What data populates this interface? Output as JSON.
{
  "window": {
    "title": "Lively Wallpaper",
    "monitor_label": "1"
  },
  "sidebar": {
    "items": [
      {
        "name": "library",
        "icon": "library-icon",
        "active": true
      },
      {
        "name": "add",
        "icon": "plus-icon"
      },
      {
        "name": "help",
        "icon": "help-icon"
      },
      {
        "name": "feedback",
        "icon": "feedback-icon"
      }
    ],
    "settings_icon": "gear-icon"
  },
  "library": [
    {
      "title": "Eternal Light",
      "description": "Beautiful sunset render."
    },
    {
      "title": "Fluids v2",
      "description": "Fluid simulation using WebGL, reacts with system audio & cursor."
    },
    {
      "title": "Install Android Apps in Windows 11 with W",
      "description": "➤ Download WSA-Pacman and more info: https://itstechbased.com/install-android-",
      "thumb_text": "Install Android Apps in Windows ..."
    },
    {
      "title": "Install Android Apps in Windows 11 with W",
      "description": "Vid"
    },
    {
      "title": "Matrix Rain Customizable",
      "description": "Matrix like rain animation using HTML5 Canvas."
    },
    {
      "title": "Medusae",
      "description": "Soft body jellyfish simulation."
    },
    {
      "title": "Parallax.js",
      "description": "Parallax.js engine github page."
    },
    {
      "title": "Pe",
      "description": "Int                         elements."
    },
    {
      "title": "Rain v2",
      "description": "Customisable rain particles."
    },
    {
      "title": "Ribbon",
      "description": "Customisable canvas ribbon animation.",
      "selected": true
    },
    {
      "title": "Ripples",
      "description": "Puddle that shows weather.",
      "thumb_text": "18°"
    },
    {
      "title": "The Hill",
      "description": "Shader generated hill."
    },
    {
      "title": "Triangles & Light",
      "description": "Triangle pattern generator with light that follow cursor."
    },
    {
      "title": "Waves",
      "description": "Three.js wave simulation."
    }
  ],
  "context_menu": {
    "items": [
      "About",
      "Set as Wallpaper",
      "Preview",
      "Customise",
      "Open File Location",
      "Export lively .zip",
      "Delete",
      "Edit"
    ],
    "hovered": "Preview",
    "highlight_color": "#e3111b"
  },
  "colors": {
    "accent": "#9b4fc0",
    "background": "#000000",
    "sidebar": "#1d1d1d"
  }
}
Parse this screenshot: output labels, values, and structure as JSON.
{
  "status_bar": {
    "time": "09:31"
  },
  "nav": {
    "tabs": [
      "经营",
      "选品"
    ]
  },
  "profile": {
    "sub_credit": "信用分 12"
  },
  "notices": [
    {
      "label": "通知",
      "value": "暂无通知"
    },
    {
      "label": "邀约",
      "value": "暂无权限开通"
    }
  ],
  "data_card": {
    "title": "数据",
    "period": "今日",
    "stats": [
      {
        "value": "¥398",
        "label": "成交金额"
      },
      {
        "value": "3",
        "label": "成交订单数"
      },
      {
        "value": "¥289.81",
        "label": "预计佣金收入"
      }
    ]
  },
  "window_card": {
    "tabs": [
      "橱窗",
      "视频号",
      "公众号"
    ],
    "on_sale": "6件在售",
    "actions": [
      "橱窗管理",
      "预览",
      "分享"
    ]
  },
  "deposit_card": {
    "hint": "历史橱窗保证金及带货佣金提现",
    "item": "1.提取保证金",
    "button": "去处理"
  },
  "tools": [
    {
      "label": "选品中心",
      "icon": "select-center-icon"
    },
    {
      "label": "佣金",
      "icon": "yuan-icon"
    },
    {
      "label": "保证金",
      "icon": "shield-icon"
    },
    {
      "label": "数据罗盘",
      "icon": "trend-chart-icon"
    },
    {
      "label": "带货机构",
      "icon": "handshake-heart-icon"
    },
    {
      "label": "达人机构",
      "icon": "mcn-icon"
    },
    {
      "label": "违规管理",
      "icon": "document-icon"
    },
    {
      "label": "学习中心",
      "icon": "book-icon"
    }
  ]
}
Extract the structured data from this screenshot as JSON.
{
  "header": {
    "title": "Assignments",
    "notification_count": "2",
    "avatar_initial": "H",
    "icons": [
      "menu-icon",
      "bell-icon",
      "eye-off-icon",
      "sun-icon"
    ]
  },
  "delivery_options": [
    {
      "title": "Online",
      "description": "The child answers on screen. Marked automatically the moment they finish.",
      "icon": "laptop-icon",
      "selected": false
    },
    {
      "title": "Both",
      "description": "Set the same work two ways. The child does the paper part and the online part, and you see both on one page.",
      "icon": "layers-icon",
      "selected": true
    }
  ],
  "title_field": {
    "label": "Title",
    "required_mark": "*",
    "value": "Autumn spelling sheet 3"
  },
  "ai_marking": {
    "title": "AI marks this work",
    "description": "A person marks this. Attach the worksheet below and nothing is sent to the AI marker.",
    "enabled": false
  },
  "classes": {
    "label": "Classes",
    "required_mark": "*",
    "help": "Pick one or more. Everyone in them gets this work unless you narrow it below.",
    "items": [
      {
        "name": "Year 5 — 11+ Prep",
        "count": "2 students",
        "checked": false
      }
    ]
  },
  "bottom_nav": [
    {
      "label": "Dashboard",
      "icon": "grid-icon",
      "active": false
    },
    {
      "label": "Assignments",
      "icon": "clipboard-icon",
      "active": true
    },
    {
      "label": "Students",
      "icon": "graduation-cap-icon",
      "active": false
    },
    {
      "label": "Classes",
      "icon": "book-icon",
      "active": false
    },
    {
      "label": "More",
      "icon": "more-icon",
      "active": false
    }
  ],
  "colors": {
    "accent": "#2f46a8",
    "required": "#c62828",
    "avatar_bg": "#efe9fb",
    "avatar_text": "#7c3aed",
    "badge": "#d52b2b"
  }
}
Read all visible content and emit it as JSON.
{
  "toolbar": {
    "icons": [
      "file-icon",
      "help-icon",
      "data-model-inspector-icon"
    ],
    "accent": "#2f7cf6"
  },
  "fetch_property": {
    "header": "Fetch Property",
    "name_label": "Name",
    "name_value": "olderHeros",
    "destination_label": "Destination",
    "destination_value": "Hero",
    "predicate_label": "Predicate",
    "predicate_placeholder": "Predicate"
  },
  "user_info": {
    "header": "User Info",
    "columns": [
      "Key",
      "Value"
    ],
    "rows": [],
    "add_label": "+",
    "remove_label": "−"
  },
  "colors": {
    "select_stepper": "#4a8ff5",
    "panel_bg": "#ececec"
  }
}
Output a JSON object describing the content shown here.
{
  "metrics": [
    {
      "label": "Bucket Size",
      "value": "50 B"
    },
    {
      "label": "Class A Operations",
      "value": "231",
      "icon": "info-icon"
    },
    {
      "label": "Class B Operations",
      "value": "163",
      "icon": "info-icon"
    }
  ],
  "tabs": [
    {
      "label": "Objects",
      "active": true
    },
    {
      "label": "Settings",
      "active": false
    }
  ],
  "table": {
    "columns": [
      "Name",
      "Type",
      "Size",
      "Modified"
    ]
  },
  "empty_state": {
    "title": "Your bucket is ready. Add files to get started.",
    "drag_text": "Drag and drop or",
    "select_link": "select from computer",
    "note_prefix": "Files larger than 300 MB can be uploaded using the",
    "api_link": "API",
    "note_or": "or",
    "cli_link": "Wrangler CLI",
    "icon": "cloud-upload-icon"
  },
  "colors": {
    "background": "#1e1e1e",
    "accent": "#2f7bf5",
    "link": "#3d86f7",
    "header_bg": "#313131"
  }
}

==================================================

▶ _Aim of the exercise_
Using the exact wording, write out all of the records.

▶ _Answer to this task_
What data populates this interface? Output as JSON.
{
  "window": {
    "title": "Lively Wallpaper",
    "monitor_label": "1"
  },
  "sidebar": {
    "items": [
      {
        "name": "library",
        "icon": "library-icon",
        "active": true
      },
      {
        "name": "add",
        "icon": "plus-icon"
      },
      {
        "name": "help",
        "icon": "help-icon"
      },
      {
        "name": "feedback",
        "icon": "feedback-icon"
      }
    ],
    "settings_icon": "gear-icon"
  },
  "library": [
    {
      "title": "Eternal Light",
      "description": "Beautiful sunset render."
    },
    {
      "title": "Fluids v2",
      "description": "Fluid simulation using WebGL, reacts with system audio & cursor."
    },
    {
      "title": "Install Android Apps in Windows 11 with W",
      "description": "➤ Download WSA-Pacman and more info: https://itstechbased.com/install-android-",
      "thumb_text": "Install Android Apps in Windows ..."
    },
    {
      "title": "Install Android Apps in Windows 11 with W",
      "description": "Vid"
    },
    {
      "title": "Matrix Rain Customizable",
      "description": "Matrix like rain animation using HTML5 Canvas."
    },
    {
      "title": "Medusae",
      "description": "Soft body jellyfish simulation."
    },
    {
      "title": "Parallax.js",
      "description": "Parallax.js engine github page."
    },
    {
      "title": "Pe",
      "description": "Int                         elements."
    },
    {
      "title": "Rain v2",
      "description": "Customisable rain particles."
    },
    {
      "title": "Ribbon",
      "description": "Customisable canvas ribbon animation.",
      "selected": true
    },
    {
      "title": "Ripples",
      "description": "Puddle that shows weather.",
      "thumb_text": "18°"
    },
    {
      "title": "The Hill",
      "description": "Shader generated hill."
    },
    {
      "title": "Triangles & Light",
      "description": "Triangle pattern generator with light that follow cursor."
    },
    {
      "title": "Waves",
      "description": "Three.js wave simulation."
    }
  ],
  "context_menu": {
    "items": [
      "About",
      "Set as Wallpaper",
      "Preview",
      "Customise",
      "Open File Location",
      "Export lively .zip",
      "Delete",
      "Edit"
    ],
    "hovered": "Preview",
    "highlight_color": "#e3111b"
  },
  "colors": {
    "accent": "#9b4fc0",
    "background": "#000000",
    "sidebar": "#1d1d1d"
  }
}
Parse this screenshot: output labels, values, and structure as JSON.
{
  "status_bar": {
    "time": "09:31"
  },
  "nav": {
    "tabs": [
      "经营",
      "选品"
    ]
  },
  "profile": {
    "sub_credit": "信用分 12"
  },
  "notices": [
    {
      "label": "通知",
      "value": "暂无通知"
    },
    {
      "label": "邀约",
      "value": "暂无权限开通"
    }
  ],
  "data_card": {
    "title": "数据",
    "period": "今日",
    "stats": [
      {
        "value": "¥398",
        "label": "成交金额"
      },
      {
        "value": "3",
        "label": "成交订单数"
      },
      {
        "value": "¥289.81",
        "label": "预计佣金收入"
      }
    ]
  },
  "window_card": {
    "tabs": [
      "橱窗",
      "视频号",
      "公众号"
    ],
    "on_sale": "6件在售",
    "actions": [
      "橱窗管理",
      "预览",
      "分享"
    ]
  },
  "deposit_card": {
    "hint": "历史橱窗保证金及带货佣金提现",
    "item": "1.提取保证金",
    "button": "去处理"
  },
  "tools": [
    {
      "label": "选品中心",
      "icon": "select-center-icon"
    },
    {
      "label": "佣金",
      "icon": "yuan-icon"
    },
    {
      "label": "保证金",
      "icon": "shield-icon"
    },
    {
      "label": "数据罗盘",
      "icon": "trend-chart-icon"
    },
    {
      "label": "带货机构",
      "icon": "handshake-heart-icon"
    },
    {
      "label": "达人机构",
      "icon": "mcn-icon"
    },
    {
      "label": "违规管理",
      "icon": "document-icon"
    },
    {
      "label": "学习中心",
      "icon": "book-icon"
    }
  ]
}
Extract the structured data from this screenshot as JSON.
{
  "header": {
    "title": "Assignments",
    "notification_count": "2",
    "avatar_initial": "H",
    "icons": [
      "menu-icon",
      "bell-icon",
      "eye-off-icon",
      "sun-icon"
    ]
  },
  "delivery_options": [
    {
      "title": "Online",
      "description": "The child answers on screen. Marked automatically the moment they finish.",
      "icon": "laptop-icon",
      "selected": false
    },
    {
      "title": "Both",
      "description": "Set the same work two ways. The child does the paper part and the online part, and you see both on one page.",
      "icon": "layers-icon",
      "selected": true
    }
  ],
  "title_field": {
    "label": "Title",
    "required_mark": "*",
    "value": "Autumn spelling sheet 3"
  },
  "ai_marking": {
    "title": "AI marks this work",
    "description": "A person marks this. Attach the worksheet below and nothing is sent to the AI marker.",
    "enabled": false
  },
  "classes": {
    "label": "Classes",
    "required_mark": "*",
    "help": "Pick one or more. Everyone in them gets this work unless you narrow it below.",
    "items": [
      {
        "name": "Year 5 — 11+ Prep",
        "count": "2 students",
        "checked": false
      }
    ]
  },
  "bottom_nav": [
    {
      "label": "Dashboard",
      "icon": "grid-icon",
      "active": false
    },
    {
      "label": "Assignments",
      "icon": "clipboard-icon",
      "active": true
    },
    {
      "label": "Students",
      "icon": "graduation-cap-icon",
      "active": false
    },
    {
      "label": "Classes",
      "icon": "book-icon",
      "active": false
    },
    {
      "label": "More",
      "icon": "more-icon",
      "active": false
    }
  ],
  "colors": {
    "accent": "#2f46a8",
    "required": "#c62828",
    "avatar_bg": "#efe9fb",
    "avatar_text": "#7c3aed",
    "badge": "#d52b2b"
  }
}
Read all visible content and emit it as JSON.
{
  "toolbar": {
    "icons": [
      "file-icon",
      "help-icon",
      "data-model-inspector-icon"
    ],
    "accent": "#2f7cf6"
  },
  "fetch_property": {
    "header": "Fetch Property",
    "name_label": "Name",
    "name_value": "olderHeros",
    "destination_label": "Destination",
    "destination_value": "Hero",
    "predicate_label": "Predicate",
    "predicate_placeholder": "Predicate"
  },
  "user_info": {
    "header": "User Info",
    "columns": [
      "Key",
      "Value"
    ],
    "rows": [],
    "add_label": "+",
    "remove_label": "−"
  },
  "colors": {
    "select_stepper": "#4a8ff5",
    "panel_bg": "#ececec"
  }
}
Output a JSON object describing the content shown here.
{
  "metrics": [
    {
      "label": "Bucket Size",
      "value": "50 B"
    },
    {
      "label": "Class A Operations",
      "value": "231",
      "icon": "info-icon"
    },
    {
      "label": "Class B Operations",
      "value": "163",
      "icon": "info-icon"
    }
  ],
  "tabs": [
    {
      "label": "Objects",
      "active": true
    },
    {
      "label": "Settings",
      "active": false
    }
  ],
  "table": {
    "columns": [
      "Name",
      "Type",
      "Size",
      "Modified"
    ]
  },
  "empty_state": {
    "title": "Your bucket is ready. Add files to get started.",
    "drag_text": "Drag and drop or",
    "select_link": "select from computer",
    "note_prefix": "Files larger than 300 MB can be uploaded using the",
    "api_link": "API",
    "note_or": "or",
    "cli_link": "Wrangler CLI",
    "icon": "cloud-upload-icon"
  },
  "colors": {
    "background": "#1e1e1e",
    "accent": "#2f7bf5",
    "link": "#3d86f7",
    "header_bg": "#313131"
  }
}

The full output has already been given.